** BEGIN Given records **
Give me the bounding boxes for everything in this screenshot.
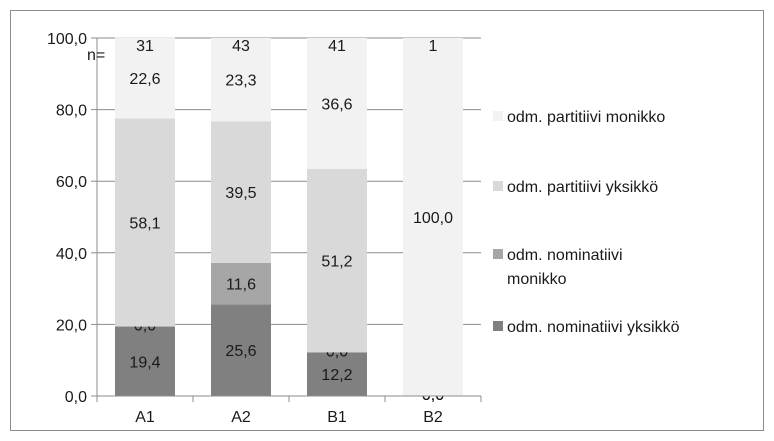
** END Given records **
** BEGIN Given records **
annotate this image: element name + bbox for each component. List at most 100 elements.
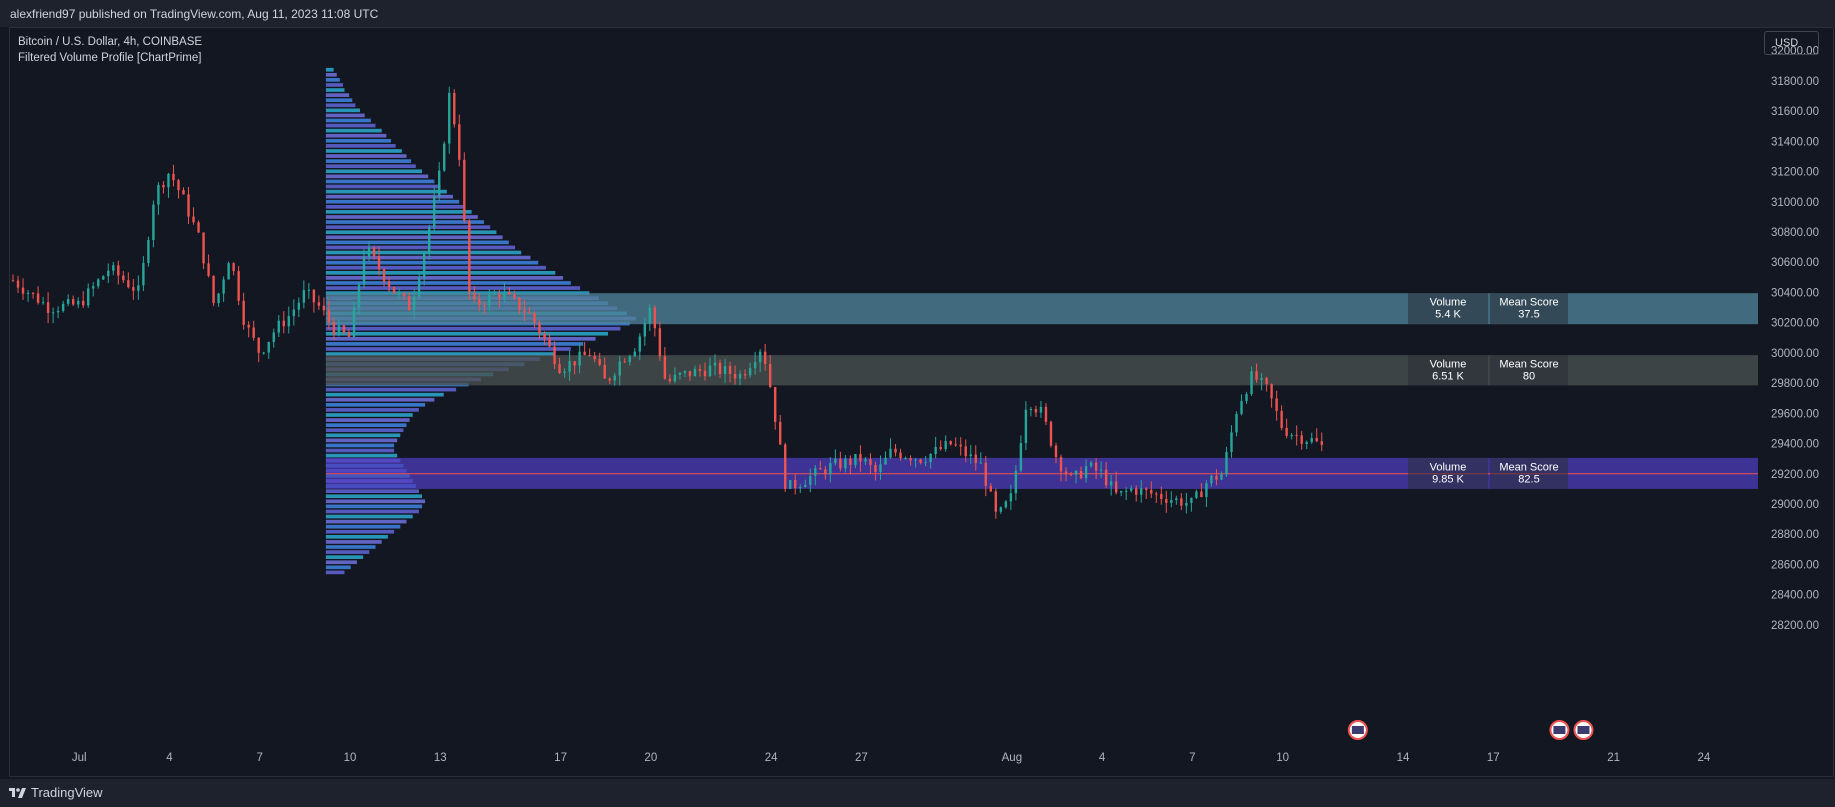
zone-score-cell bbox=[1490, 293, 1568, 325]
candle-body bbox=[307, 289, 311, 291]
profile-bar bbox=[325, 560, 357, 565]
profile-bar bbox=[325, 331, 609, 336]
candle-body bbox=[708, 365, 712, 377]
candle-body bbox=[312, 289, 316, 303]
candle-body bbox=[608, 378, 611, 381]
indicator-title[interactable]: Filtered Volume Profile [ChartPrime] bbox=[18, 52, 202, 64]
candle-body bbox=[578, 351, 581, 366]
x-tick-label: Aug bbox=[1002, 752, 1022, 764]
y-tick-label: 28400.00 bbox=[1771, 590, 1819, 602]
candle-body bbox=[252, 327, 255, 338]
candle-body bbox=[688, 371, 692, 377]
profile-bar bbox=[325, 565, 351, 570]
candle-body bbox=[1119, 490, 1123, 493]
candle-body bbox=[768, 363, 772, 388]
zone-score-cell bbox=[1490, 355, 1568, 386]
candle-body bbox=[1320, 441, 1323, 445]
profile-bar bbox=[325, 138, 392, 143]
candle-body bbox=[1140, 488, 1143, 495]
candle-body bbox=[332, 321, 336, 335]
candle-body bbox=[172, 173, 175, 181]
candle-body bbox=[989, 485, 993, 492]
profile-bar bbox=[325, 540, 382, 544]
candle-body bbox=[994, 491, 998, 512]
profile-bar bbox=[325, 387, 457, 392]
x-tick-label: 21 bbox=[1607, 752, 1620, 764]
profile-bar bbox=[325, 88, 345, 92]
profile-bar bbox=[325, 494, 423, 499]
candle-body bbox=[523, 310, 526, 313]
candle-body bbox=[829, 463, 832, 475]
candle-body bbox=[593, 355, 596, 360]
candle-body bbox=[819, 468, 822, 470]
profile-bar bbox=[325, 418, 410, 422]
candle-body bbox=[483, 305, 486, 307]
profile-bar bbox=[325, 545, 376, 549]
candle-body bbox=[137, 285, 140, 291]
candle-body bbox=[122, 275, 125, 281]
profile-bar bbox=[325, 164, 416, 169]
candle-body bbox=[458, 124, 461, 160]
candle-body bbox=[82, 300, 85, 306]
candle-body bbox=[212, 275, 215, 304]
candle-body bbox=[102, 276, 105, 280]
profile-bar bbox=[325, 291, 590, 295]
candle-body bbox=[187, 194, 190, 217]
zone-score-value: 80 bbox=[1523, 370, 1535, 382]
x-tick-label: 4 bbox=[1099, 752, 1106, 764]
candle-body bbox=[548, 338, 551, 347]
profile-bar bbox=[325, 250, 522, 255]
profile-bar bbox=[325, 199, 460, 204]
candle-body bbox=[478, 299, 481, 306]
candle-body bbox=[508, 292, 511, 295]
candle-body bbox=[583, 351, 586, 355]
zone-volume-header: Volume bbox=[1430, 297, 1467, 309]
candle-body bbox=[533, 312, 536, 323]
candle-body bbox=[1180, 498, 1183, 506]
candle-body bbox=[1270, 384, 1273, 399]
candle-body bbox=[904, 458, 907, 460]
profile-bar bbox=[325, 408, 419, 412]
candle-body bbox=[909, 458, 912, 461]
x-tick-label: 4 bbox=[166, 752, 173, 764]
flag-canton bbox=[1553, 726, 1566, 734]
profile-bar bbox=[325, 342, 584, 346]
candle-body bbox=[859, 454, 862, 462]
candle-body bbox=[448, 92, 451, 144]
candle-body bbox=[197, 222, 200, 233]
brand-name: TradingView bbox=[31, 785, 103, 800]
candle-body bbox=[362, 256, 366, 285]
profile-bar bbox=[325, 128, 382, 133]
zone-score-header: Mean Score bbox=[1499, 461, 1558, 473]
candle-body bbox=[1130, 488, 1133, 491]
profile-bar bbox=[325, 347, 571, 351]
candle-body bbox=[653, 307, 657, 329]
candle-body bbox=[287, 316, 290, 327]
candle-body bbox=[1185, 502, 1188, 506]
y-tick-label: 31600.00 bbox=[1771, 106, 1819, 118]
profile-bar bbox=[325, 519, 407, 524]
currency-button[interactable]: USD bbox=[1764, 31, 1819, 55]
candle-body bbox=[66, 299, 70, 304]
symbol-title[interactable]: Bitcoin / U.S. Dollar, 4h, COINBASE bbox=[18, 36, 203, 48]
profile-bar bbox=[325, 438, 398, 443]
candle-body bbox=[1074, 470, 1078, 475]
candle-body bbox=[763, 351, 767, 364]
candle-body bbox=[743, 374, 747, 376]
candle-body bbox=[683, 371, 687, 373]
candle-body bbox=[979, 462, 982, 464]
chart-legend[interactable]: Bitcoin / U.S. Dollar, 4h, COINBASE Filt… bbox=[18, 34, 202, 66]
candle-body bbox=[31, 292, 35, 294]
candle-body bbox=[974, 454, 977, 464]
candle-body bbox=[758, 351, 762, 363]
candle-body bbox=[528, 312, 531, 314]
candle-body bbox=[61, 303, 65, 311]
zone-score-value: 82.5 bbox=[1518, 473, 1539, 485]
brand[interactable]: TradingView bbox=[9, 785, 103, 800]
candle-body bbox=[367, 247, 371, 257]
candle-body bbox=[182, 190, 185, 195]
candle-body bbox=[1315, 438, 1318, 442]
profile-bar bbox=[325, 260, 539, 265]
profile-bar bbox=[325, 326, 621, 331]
** END Given records **
** BEGIN Given records **
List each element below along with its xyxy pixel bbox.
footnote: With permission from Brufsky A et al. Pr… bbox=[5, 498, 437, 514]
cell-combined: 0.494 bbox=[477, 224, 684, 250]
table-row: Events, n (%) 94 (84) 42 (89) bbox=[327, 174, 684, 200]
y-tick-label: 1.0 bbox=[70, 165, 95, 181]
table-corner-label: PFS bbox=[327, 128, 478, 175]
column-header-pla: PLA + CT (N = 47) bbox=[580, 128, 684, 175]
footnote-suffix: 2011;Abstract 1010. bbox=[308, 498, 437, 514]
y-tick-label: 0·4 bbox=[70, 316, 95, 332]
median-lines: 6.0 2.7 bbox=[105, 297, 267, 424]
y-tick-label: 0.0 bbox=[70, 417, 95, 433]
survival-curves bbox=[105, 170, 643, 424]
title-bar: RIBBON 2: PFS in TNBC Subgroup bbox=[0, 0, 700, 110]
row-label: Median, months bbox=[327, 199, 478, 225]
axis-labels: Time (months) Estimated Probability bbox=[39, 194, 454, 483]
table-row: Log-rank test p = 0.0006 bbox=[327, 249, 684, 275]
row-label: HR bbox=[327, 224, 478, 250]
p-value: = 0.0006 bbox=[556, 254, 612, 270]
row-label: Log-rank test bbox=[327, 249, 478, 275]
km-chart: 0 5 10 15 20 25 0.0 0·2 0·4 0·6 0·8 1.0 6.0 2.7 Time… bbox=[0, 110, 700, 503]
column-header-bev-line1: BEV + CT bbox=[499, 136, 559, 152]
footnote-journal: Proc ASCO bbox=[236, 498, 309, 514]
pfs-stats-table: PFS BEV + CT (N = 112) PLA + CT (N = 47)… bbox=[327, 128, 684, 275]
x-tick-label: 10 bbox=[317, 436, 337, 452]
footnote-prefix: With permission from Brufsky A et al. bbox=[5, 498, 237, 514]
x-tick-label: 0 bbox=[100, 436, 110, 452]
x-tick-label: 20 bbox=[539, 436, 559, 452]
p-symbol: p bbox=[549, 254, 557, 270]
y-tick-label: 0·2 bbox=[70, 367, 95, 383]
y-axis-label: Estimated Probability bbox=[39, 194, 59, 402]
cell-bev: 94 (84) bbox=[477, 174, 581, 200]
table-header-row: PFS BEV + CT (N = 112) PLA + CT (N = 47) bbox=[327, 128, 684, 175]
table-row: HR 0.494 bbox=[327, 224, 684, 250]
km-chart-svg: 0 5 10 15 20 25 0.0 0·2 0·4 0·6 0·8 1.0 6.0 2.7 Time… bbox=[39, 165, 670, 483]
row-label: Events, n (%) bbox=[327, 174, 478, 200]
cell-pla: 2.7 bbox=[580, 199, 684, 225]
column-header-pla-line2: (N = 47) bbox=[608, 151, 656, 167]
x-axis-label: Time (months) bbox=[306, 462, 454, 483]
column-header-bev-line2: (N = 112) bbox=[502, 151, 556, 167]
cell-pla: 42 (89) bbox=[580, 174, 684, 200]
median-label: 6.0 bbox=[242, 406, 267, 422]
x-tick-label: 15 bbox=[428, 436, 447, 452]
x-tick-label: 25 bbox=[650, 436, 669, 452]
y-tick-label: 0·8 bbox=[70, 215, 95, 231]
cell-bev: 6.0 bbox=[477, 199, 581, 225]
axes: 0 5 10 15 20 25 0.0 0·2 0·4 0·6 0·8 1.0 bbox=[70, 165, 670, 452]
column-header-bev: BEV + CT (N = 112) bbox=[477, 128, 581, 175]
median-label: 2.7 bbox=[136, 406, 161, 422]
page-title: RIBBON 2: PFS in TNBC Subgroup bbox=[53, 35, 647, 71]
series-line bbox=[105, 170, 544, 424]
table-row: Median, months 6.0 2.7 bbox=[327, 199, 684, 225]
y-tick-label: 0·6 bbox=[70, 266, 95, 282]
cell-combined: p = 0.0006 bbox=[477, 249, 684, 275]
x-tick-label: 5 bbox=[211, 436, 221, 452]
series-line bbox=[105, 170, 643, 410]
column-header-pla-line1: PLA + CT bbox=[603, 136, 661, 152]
** END Given records **
Aim of the exercise =>
Edit the stretch of lines from "annotate this image: element" through "x-tick-label: 21 bbox=[1607, 752, 1620, 764]", replacing "profile-bar" with "volume-bar" and changing nothing else. Give only those lines, and leave out the pictures.

Result of this task =>
annotate this image: element name + bbox for each component. List at most 100 elements.
zone-score-cell bbox=[1490, 293, 1568, 325]
candle-body bbox=[307, 289, 311, 291]
volume-bar bbox=[325, 560, 357, 565]
volume-bar bbox=[325, 331, 609, 336]
candle-body bbox=[708, 365, 712, 377]
candle-body bbox=[312, 289, 316, 303]
candle-body bbox=[608, 378, 611, 381]
indicator-title[interactable]: Filtered Volume Profile [ChartPrime] bbox=[18, 52, 202, 64]
candle-body bbox=[578, 351, 581, 366]
x-tick-label: Aug bbox=[1002, 752, 1022, 764]
y-tick-label: 28400.00 bbox=[1771, 590, 1819, 602]
candle-body bbox=[252, 327, 255, 338]
candle-body bbox=[688, 371, 692, 377]
volume-bar bbox=[325, 565, 351, 570]
candle-body bbox=[1119, 490, 1123, 493]
candle-body bbox=[768, 363, 772, 388]
zone-score-cell bbox=[1490, 355, 1568, 386]
candle-body bbox=[1320, 441, 1323, 445]
volume-bar bbox=[325, 138, 392, 143]
candle-body bbox=[1140, 488, 1143, 495]
candle-body bbox=[332, 321, 336, 335]
candle-body bbox=[172, 173, 175, 181]
candle-body bbox=[989, 485, 993, 492]
volume-bar bbox=[325, 540, 382, 544]
candle-body bbox=[994, 491, 998, 512]
volume-bar bbox=[325, 387, 457, 392]
x-tick-label: 21 bbox=[1607, 752, 1620, 764]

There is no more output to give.